→ **WHAT TO DO**
Whenever a line below holds the word "Cloud", copy that line.

---*---

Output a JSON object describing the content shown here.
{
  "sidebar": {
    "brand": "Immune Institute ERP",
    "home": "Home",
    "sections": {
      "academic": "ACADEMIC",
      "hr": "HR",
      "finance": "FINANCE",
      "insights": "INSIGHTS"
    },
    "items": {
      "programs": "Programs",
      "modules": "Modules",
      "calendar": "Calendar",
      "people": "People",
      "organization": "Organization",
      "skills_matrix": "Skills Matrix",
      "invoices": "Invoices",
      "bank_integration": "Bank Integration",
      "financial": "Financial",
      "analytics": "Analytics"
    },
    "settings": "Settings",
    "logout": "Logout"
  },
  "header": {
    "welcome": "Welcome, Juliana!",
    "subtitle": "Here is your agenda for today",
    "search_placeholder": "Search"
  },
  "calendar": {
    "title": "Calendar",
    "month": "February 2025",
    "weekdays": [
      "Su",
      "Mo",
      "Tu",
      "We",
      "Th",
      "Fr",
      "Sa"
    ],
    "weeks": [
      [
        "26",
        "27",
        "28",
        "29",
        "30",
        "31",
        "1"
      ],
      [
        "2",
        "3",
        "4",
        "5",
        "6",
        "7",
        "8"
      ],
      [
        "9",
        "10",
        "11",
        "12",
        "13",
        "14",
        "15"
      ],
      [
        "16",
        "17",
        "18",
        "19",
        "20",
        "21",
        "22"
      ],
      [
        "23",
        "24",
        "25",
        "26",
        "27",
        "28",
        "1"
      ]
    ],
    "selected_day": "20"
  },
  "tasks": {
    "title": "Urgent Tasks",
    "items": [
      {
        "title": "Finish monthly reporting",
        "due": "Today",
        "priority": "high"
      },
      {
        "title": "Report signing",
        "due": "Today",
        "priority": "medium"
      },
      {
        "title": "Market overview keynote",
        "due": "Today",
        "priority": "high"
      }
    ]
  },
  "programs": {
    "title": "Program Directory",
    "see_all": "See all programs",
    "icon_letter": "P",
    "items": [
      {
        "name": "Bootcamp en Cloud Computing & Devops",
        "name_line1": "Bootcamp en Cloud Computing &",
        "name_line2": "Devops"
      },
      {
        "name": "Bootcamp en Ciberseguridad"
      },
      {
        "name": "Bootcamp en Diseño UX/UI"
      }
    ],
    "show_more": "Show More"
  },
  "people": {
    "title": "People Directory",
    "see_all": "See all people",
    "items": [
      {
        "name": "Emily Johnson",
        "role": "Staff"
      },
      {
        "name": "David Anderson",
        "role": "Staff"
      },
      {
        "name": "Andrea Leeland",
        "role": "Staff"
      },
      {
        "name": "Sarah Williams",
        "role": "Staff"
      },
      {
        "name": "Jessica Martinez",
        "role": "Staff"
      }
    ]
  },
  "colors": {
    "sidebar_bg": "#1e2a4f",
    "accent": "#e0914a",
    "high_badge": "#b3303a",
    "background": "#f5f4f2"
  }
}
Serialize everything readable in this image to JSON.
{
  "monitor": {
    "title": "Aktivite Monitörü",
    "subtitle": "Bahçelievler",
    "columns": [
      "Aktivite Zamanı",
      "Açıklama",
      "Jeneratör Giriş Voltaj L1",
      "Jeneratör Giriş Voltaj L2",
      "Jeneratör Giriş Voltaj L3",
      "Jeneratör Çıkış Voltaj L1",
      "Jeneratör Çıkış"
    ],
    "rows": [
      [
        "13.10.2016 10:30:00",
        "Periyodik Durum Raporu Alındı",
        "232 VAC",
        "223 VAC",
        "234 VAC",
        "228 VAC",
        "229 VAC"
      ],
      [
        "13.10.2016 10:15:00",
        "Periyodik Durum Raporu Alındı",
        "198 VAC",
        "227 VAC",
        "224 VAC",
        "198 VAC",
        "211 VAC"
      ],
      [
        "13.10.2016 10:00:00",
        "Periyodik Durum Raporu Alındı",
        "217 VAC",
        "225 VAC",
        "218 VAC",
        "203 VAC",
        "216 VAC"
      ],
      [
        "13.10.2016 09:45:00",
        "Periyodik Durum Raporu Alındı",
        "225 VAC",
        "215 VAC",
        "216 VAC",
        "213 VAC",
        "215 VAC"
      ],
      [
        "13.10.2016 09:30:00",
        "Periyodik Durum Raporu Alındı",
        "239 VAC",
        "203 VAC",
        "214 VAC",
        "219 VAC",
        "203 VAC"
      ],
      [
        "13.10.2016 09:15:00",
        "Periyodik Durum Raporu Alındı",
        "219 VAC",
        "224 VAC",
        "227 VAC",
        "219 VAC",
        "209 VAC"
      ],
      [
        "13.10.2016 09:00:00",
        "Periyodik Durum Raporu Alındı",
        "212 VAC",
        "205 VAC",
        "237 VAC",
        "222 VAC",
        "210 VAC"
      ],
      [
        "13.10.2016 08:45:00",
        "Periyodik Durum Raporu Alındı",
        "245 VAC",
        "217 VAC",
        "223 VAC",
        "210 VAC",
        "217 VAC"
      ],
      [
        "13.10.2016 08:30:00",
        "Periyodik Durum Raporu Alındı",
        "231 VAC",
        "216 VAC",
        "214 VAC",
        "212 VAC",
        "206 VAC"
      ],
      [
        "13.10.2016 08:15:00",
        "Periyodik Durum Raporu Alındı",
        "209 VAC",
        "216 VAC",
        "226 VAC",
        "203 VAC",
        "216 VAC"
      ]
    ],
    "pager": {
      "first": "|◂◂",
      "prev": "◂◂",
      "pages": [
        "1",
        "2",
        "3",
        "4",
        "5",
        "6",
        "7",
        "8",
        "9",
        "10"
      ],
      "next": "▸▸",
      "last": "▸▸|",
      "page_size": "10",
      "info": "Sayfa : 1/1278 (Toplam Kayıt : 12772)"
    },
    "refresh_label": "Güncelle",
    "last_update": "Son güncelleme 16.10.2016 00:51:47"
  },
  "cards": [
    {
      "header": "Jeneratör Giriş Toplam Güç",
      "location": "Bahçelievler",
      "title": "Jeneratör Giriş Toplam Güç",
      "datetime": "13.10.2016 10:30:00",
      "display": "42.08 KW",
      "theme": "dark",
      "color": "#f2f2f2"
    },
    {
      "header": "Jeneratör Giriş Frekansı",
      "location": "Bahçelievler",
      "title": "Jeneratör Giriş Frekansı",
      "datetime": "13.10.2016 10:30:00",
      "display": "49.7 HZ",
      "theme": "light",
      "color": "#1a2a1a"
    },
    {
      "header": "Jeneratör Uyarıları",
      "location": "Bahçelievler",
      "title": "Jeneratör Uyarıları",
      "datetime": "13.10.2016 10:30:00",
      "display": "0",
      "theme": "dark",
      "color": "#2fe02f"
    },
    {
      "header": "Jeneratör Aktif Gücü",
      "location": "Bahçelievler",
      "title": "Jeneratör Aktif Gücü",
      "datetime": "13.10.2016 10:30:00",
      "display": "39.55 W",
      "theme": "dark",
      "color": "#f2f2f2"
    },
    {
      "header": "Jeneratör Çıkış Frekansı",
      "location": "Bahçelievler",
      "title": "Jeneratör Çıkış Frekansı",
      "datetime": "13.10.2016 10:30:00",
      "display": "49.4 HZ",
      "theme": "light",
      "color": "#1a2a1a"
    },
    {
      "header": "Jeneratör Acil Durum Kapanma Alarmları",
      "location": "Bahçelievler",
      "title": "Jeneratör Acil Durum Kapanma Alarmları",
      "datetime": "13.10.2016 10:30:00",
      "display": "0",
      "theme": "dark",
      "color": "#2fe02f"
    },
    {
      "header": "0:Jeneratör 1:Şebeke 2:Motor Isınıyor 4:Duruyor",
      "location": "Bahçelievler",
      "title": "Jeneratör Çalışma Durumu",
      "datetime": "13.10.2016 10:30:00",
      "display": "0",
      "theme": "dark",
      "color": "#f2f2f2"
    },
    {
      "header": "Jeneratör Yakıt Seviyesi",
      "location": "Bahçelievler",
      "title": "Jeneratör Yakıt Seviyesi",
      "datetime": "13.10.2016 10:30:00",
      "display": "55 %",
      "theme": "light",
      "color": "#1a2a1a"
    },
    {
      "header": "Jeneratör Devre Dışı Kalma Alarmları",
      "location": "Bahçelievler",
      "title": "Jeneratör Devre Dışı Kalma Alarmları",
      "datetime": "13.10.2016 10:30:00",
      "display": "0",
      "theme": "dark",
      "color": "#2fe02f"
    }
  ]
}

---*---

→ **CORRECT RESPONSE**
        "name": "Bootcamp en Cloud Computing & Devops",
        "name_line1": "Bootcamp en Cloud Computing &",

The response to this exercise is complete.